What is being asked:
Find every line below that contains the word "content" and copy it out.
========
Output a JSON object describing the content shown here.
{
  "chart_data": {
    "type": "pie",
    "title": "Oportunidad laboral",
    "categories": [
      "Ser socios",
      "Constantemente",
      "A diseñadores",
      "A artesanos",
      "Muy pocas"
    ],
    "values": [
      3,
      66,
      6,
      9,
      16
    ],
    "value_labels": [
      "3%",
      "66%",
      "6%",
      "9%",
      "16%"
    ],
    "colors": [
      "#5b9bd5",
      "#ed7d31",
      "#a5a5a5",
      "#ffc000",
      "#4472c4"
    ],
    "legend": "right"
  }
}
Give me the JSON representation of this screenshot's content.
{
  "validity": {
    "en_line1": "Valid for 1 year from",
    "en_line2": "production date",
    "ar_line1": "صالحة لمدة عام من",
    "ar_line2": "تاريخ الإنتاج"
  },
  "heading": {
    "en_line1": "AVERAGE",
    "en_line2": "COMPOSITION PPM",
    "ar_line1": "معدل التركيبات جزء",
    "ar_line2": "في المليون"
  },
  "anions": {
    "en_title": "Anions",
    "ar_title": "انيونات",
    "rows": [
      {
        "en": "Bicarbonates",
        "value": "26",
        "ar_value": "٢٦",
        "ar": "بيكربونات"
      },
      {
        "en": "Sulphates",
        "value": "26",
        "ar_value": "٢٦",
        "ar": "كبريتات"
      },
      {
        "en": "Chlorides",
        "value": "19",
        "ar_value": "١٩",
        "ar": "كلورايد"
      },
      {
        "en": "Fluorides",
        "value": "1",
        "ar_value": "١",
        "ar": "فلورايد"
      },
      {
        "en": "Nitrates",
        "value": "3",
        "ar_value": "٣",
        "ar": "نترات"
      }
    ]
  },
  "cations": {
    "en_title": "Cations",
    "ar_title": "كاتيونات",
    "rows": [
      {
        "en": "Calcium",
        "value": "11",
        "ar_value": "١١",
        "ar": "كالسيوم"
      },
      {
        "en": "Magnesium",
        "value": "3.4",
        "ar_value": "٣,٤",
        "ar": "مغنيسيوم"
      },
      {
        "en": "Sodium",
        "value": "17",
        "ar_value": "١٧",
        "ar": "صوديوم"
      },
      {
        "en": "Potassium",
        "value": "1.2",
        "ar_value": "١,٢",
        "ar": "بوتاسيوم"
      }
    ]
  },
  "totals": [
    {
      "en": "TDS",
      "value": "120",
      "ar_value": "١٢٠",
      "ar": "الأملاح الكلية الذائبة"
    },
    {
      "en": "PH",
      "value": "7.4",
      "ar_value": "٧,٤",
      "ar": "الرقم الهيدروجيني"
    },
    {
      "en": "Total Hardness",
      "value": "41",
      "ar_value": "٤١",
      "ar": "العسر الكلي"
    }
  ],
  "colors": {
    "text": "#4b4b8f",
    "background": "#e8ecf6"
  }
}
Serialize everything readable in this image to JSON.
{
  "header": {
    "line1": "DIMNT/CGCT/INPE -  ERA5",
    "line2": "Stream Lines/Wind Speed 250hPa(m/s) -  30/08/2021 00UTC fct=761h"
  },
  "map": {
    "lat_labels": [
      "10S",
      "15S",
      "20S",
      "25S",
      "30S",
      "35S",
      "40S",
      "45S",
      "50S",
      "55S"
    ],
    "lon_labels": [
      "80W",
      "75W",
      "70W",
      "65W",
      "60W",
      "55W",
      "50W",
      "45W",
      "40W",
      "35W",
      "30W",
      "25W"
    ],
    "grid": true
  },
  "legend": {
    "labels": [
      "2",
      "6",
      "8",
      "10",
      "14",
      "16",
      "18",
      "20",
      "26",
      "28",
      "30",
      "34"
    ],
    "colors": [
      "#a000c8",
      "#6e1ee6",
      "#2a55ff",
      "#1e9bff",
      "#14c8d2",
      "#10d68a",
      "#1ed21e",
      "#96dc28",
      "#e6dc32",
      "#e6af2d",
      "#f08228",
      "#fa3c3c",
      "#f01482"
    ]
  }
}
========
Answer to the problem:
Output a JSON object describing the content shown here.
Give me the JSON representation of this screenshot's content.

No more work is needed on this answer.